--- start of TASK MATERIAL ---
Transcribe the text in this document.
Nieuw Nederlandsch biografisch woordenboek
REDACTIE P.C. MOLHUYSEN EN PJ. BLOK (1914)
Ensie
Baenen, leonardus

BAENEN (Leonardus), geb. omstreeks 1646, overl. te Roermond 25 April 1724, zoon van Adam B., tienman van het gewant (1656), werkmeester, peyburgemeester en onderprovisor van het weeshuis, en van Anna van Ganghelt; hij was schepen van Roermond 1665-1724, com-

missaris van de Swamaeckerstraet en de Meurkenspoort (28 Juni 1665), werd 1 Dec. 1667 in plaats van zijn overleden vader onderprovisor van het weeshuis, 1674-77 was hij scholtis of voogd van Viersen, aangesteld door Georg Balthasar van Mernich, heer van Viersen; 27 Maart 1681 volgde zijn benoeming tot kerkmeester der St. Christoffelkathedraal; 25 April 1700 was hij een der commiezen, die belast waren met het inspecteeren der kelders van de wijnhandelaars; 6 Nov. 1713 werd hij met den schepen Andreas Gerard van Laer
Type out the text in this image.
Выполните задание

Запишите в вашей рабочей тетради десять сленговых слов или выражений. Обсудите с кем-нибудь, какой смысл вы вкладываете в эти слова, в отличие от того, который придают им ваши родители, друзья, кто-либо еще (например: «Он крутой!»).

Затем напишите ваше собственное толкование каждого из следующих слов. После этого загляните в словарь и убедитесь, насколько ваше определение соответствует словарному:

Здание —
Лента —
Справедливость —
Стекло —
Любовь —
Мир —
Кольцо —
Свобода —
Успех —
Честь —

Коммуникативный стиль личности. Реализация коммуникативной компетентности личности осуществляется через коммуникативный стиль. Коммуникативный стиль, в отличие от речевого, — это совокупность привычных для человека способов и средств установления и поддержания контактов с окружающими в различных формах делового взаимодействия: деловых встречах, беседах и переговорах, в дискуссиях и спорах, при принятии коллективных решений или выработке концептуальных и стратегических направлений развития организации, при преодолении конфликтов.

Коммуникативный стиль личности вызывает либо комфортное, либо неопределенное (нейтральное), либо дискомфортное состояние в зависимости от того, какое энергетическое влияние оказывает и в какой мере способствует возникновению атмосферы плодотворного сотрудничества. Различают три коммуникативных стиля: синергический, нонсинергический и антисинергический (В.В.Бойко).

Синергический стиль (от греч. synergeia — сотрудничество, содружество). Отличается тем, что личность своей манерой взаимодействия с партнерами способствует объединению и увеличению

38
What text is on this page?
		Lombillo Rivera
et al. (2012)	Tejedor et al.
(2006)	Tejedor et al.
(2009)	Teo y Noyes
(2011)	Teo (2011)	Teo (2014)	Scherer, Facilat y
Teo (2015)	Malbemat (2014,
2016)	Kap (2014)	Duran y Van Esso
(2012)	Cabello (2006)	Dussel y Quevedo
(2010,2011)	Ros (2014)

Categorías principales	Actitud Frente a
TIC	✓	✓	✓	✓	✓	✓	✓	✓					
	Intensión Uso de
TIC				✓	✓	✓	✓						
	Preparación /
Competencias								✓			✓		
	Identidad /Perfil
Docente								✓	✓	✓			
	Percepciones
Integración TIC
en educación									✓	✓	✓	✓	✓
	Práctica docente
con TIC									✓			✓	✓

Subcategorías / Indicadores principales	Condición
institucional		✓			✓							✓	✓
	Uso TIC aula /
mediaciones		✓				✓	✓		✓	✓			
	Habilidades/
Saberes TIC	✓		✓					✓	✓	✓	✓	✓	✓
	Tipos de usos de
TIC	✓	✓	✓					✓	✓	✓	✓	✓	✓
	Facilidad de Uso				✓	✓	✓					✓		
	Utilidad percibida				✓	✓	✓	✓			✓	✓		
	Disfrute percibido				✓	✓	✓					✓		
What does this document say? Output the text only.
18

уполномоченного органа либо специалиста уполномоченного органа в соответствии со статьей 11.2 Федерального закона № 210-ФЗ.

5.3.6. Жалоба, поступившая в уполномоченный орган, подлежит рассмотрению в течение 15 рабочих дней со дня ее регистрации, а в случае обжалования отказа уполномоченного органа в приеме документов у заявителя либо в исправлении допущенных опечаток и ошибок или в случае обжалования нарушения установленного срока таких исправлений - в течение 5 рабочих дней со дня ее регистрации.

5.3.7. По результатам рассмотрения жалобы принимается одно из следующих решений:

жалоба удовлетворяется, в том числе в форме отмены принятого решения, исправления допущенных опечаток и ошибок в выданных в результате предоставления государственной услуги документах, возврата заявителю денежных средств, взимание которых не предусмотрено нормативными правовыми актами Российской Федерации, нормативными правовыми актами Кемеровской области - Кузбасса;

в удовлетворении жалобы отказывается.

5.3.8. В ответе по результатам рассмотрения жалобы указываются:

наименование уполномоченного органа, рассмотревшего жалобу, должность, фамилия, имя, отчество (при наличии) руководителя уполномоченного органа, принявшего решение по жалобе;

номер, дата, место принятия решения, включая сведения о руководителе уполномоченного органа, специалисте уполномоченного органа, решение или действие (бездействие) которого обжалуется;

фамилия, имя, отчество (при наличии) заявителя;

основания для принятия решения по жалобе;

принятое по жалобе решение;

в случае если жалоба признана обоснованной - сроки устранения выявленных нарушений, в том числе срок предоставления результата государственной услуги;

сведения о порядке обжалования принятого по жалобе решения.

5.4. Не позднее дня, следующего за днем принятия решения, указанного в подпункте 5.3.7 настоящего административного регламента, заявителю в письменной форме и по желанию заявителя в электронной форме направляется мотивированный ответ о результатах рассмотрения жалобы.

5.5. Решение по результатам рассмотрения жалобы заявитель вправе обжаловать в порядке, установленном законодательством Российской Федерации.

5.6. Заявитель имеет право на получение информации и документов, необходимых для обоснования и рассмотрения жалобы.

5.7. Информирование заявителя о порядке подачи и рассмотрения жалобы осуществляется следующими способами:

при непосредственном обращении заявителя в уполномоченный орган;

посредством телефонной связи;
--- end of TASK MATERIAL ---
• **TASK DIRECTIONS**
Look over the records above and copy each line that includes the string "услуги".

• **TASK SOLUTION**
жалоба удовлетворяется, в том числе в форме отмены принятого решения, исправления допущенных опечаток и ошибок в выданных в результате предоставления государственной услуги документах, возврата заявителю денежных средств, взимание которых не предусмотрено нормативными правовыми актами Российской Федерации, нормативными правовыми актами Кемеровской области - Кузбасса;
в случае если жалоба признана обоснованной - сроки устранения выявленных нарушений, в том числе срок предоставления результата государственной услуги;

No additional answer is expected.